--- START OF Listed entries ---
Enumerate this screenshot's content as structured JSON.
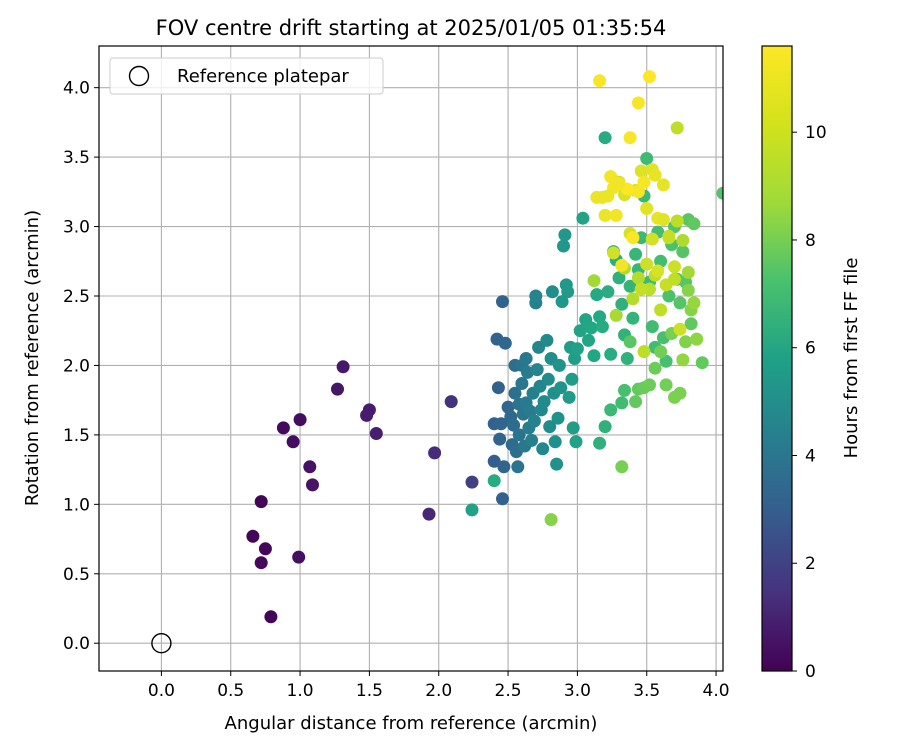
{
  "chart_data": {
    "type": "scatter",
    "title": "FOV centre drift starting at 2025/01/05 01:35:54",
    "xlabel": "Angular distance from reference (arcmin)",
    "ylabel": "Rotation from reference (arcmin)",
    "xlim": [
      -0.45,
      4.05
    ],
    "ylim": [
      -0.2,
      4.3
    ],
    "xticks": [
      "0.0",
      "0.5",
      "1.0",
      "1.5",
      "2.0",
      "2.5",
      "3.0",
      "3.5",
      "4.0"
    ],
    "yticks": [
      "0.0",
      "0.5",
      "1.0",
      "1.5",
      "2.0",
      "2.5",
      "3.0",
      "3.5",
      "4.0"
    ],
    "grid": true,
    "legend": {
      "placement": "top-left",
      "entries": [
        "Reference platepar"
      ]
    },
    "reference_point": {
      "x": 0.0,
      "y": 0.0,
      "label": "Reference platepar"
    },
    "colorbar": {
      "label": "Hours from first FF file",
      "range": [
        0,
        11.6
      ],
      "ticks": [
        "0",
        "2",
        "4",
        "6",
        "8",
        "10"
      ],
      "colormap": "viridis"
    },
    "points": [
      [
        0.66,
        0.77,
        0.1
      ],
      [
        0.72,
        1.02,
        0.1
      ],
      [
        0.75,
        0.68,
        0.2
      ],
      [
        0.72,
        0.58,
        0.2
      ],
      [
        0.79,
        0.19,
        0.1
      ],
      [
        0.88,
        1.55,
        0.3
      ],
      [
        0.95,
        1.45,
        0.4
      ],
      [
        1.0,
        1.61,
        0.4
      ],
      [
        0.99,
        0.62,
        0.5
      ],
      [
        1.07,
        1.27,
        0.6
      ],
      [
        1.09,
        1.14,
        0.6
      ],
      [
        1.27,
        1.83,
        0.7
      ],
      [
        1.31,
        1.99,
        0.8
      ],
      [
        1.48,
        1.64,
        0.9
      ],
      [
        1.5,
        1.68,
        0.9
      ],
      [
        1.55,
        1.51,
        1.0
      ],
      [
        1.93,
        0.93,
        1.3
      ],
      [
        1.97,
        1.37,
        1.5
      ],
      [
        2.09,
        1.74,
        1.7
      ],
      [
        2.24,
        1.16,
        2.2
      ],
      [
        2.4,
        1.31,
        3.5
      ],
      [
        2.4,
        1.58,
        3.6
      ],
      [
        2.42,
        2.19,
        3.7
      ],
      [
        2.43,
        1.84,
        3.6
      ],
      [
        2.44,
        1.47,
        3.7
      ],
      [
        2.45,
        1.58,
        3.8
      ],
      [
        2.46,
        2.46,
        3.7
      ],
      [
        2.46,
        1.04,
        3.6
      ],
      [
        2.47,
        1.27,
        3.8
      ],
      [
        2.48,
        2.16,
        3.9
      ],
      [
        2.5,
        1.7,
        3.9
      ],
      [
        2.52,
        1.63,
        4.0
      ],
      [
        2.53,
        1.43,
        4.1
      ],
      [
        2.54,
        1.57,
        4.1
      ],
      [
        2.55,
        2.0,
        4.2
      ],
      [
        2.55,
        1.8,
        4.3
      ],
      [
        2.56,
        1.38,
        4.3
      ],
      [
        2.57,
        1.27,
        4.4
      ],
      [
        2.58,
        1.72,
        4.4
      ],
      [
        2.58,
        1.5,
        4.5
      ],
      [
        2.6,
        2.0,
        4.5
      ],
      [
        2.6,
        1.87,
        4.6
      ],
      [
        2.61,
        1.65,
        4.6
      ],
      [
        2.62,
        1.42,
        4.7
      ],
      [
        2.63,
        2.05,
        4.7
      ],
      [
        2.63,
        1.73,
        4.8
      ],
      [
        2.64,
        1.95,
        4.8
      ],
      [
        2.65,
        1.55,
        4.9
      ],
      [
        2.66,
        1.67,
        4.9
      ],
      [
        2.67,
        1.46,
        5.0
      ],
      [
        2.68,
        1.8,
        5.0
      ],
      [
        2.69,
        1.6,
        5.1
      ],
      [
        2.7,
        2.45,
        5.1
      ],
      [
        2.7,
        2.5,
        5.2
      ],
      [
        2.71,
        1.97,
        5.2
      ],
      [
        2.72,
        2.13,
        5.3
      ],
      [
        2.73,
        1.85,
        5.3
      ],
      [
        2.74,
        1.68,
        5.4
      ],
      [
        2.75,
        1.4,
        5.4
      ],
      [
        2.76,
        1.74,
        5.5
      ],
      [
        2.78,
        2.18,
        5.5
      ],
      [
        2.79,
        1.9,
        5.6
      ],
      [
        2.8,
        1.56,
        5.6
      ],
      [
        2.81,
        2.05,
        5.7
      ],
      [
        2.82,
        2.53,
        5.7
      ],
      [
        2.83,
        1.8,
        5.8
      ],
      [
        2.84,
        1.45,
        5.8
      ],
      [
        2.85,
        1.29,
        5.9
      ],
      [
        2.86,
        1.62,
        5.9
      ],
      [
        2.87,
        2.0,
        6.0
      ],
      [
        2.88,
        1.84,
        6.0
      ],
      [
        2.89,
        2.46,
        6.1
      ],
      [
        2.9,
        2.86,
        6.1
      ],
      [
        2.91,
        2.94,
        6.2
      ],
      [
        2.92,
        2.58,
        6.2
      ],
      [
        2.93,
        2.53,
        6.3
      ],
      [
        2.94,
        1.77,
        6.3
      ],
      [
        2.95,
        2.13,
        6.4
      ],
      [
        2.96,
        1.9,
        6.4
      ],
      [
        2.97,
        1.55,
        6.5
      ],
      [
        2.98,
        2.05,
        6.5
      ],
      [
        2.99,
        1.45,
        6.6
      ],
      [
        3.0,
        2.12,
        6.6
      ],
      [
        3.02,
        2.25,
        6.7
      ],
      [
        3.04,
        3.06,
        6.7
      ],
      [
        3.06,
        2.33,
        6.8
      ],
      [
        3.08,
        2.18,
        6.8
      ],
      [
        3.1,
        2.27,
        6.9
      ],
      [
        3.12,
        2.07,
        6.9
      ],
      [
        3.14,
        2.51,
        7.0
      ],
      [
        3.16,
        2.35,
        7.0
      ],
      [
        3.18,
        2.28,
        7.1
      ],
      [
        3.2,
        3.64,
        7.1
      ],
      [
        3.22,
        2.53,
        7.2
      ],
      [
        3.24,
        2.08,
        7.2
      ],
      [
        3.26,
        2.82,
        7.3
      ],
      [
        3.28,
        2.76,
        7.3
      ],
      [
        3.3,
        2.63,
        7.4
      ],
      [
        3.32,
        2.44,
        7.4
      ],
      [
        3.34,
        2.22,
        7.5
      ],
      [
        3.36,
        2.05,
        7.5
      ],
      [
        3.38,
        2.57,
        7.6
      ],
      [
        3.4,
        2.34,
        7.6
      ],
      [
        3.42,
        2.8,
        7.7
      ],
      [
        3.44,
        2.69,
        7.7
      ],
      [
        3.46,
        2.92,
        7.8
      ],
      [
        3.48,
        3.22,
        7.8
      ],
      [
        3.5,
        3.49,
        7.9
      ],
      [
        3.52,
        2.6,
        7.9
      ],
      [
        3.54,
        2.28,
        8.0
      ],
      [
        3.56,
        2.13,
        8.0
      ],
      [
        3.58,
        2.96,
        8.1
      ],
      [
        3.6,
        2.75,
        8.1
      ],
      [
        3.62,
        2.2,
        8.2
      ],
      [
        3.64,
        2.03,
        8.2
      ],
      [
        3.66,
        2.5,
        8.3
      ],
      [
        3.68,
        2.87,
        8.3
      ],
      [
        3.7,
        3.0,
        8.4
      ],
      [
        3.72,
        2.62,
        8.4
      ],
      [
        3.74,
        2.45,
        8.5
      ],
      [
        3.76,
        2.82,
        8.5
      ],
      [
        3.78,
        2.6,
        8.6
      ],
      [
        3.8,
        3.05,
        8.6
      ],
      [
        3.82,
        2.3,
        8.7
      ],
      [
        3.84,
        3.02,
        8.7
      ],
      [
        3.9,
        2.02,
        8.8
      ],
      [
        2.4,
        1.17,
        7.1
      ],
      [
        2.24,
        0.96,
        6.6
      ],
      [
        3.16,
        1.44,
        7.4
      ],
      [
        3.2,
        1.56,
        7.4
      ],
      [
        3.24,
        1.68,
        7.8
      ],
      [
        3.32,
        1.73,
        8.0
      ],
      [
        3.34,
        1.82,
        8.2
      ],
      [
        3.38,
        2.17,
        8.6
      ],
      [
        3.42,
        1.74,
        8.8
      ],
      [
        3.44,
        1.83,
        8.8
      ],
      [
        3.48,
        1.84,
        8.9
      ],
      [
        3.52,
        1.86,
        9.0
      ],
      [
        3.56,
        1.98,
        9.0
      ],
      [
        3.6,
        2.1,
        9.1
      ],
      [
        3.64,
        1.86,
        9.1
      ],
      [
        3.68,
        2.23,
        9.2
      ],
      [
        3.7,
        1.77,
        9.3
      ],
      [
        3.74,
        1.8,
        9.3
      ],
      [
        3.78,
        2.17,
        9.4
      ],
      [
        3.8,
        2.54,
        9.5
      ],
      [
        3.82,
        2.4,
        9.5
      ],
      [
        3.86,
        2.19,
        9.6
      ],
      [
        2.81,
        0.89,
        9.5
      ],
      [
        3.32,
        1.27,
        9.2
      ],
      [
        3.12,
        2.61,
        10.0
      ],
      [
        3.28,
        2.36,
        10.1
      ],
      [
        3.34,
        2.7,
        10.2
      ],
      [
        3.4,
        2.48,
        10.3
      ],
      [
        3.44,
        2.63,
        10.3
      ],
      [
        3.48,
        2.1,
        10.4
      ],
      [
        3.52,
        2.55,
        10.4
      ],
      [
        3.56,
        2.65,
        10.5
      ],
      [
        3.6,
        2.4,
        10.5
      ],
      [
        3.64,
        2.58,
        10.6
      ],
      [
        3.66,
        2.92,
        10.6
      ],
      [
        3.7,
        2.71,
        10.7
      ],
      [
        3.72,
        3.71,
        10.5
      ],
      [
        3.74,
        2.26,
        10.7
      ],
      [
        3.26,
        2.81,
        10.8
      ],
      [
        3.3,
        3.32,
        10.8
      ],
      [
        3.34,
        3.23,
        10.9
      ],
      [
        3.38,
        2.95,
        10.9
      ],
      [
        3.42,
        3.26,
        11.0
      ],
      [
        3.46,
        3.4,
        11.0
      ],
      [
        3.5,
        3.13,
        11.1
      ],
      [
        3.54,
        3.41,
        11.1
      ],
      [
        3.58,
        3.06,
        11.2
      ],
      [
        3.62,
        3.3,
        11.2
      ],
      [
        3.18,
        3.21,
        11.3
      ],
      [
        3.2,
        3.08,
        11.3
      ],
      [
        3.14,
        3.21,
        11.3
      ],
      [
        3.24,
        3.36,
        11.4
      ],
      [
        3.28,
        3.08,
        11.4
      ],
      [
        3.32,
        2.72,
        11.4
      ],
      [
        3.38,
        3.64,
        11.5
      ],
      [
        3.44,
        3.89,
        11.5
      ],
      [
        3.16,
        4.05,
        11.5
      ],
      [
        3.52,
        4.08,
        11.6
      ],
      [
        3.48,
        3.32,
        11.5
      ],
      [
        3.44,
        3.25,
        11.5
      ],
      [
        3.4,
        2.92,
        11.6
      ],
      [
        3.36,
        3.27,
        11.6
      ],
      [
        3.3,
        3.31,
        11.4
      ],
      [
        3.26,
        3.28,
        11.4
      ],
      [
        3.22,
        3.22,
        11.3
      ],
      [
        3.56,
        3.37,
        11.2
      ],
      [
        3.62,
        3.05,
        11.1
      ],
      [
        3.58,
        2.68,
        10.9
      ],
      [
        3.54,
        2.91,
        10.8
      ],
      [
        3.5,
        2.73,
        10.7
      ],
      [
        3.46,
        2.55,
        10.6
      ],
      [
        3.66,
        2.93,
        10.6
      ],
      [
        3.7,
        2.62,
        10.5
      ],
      [
        3.72,
        3.04,
        10.4
      ],
      [
        4.05,
        3.24,
        8.4
      ],
      [
        3.76,
        2.9,
        10.2
      ],
      [
        3.8,
        2.67,
        10.0
      ],
      [
        3.84,
        2.45,
        9.8
      ],
      [
        3.76,
        2.04,
        9.7
      ]
    ]
  }
}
--- END OF Listed entries ---
*Task statement*
Using the listing above, gather each line that holds the string "arcmin" and copy it.

*Answer to this task*
    "xlabel": "Angular distance from reference (arcmin)",
    "ylabel": "Rotation from reference (arcmin)",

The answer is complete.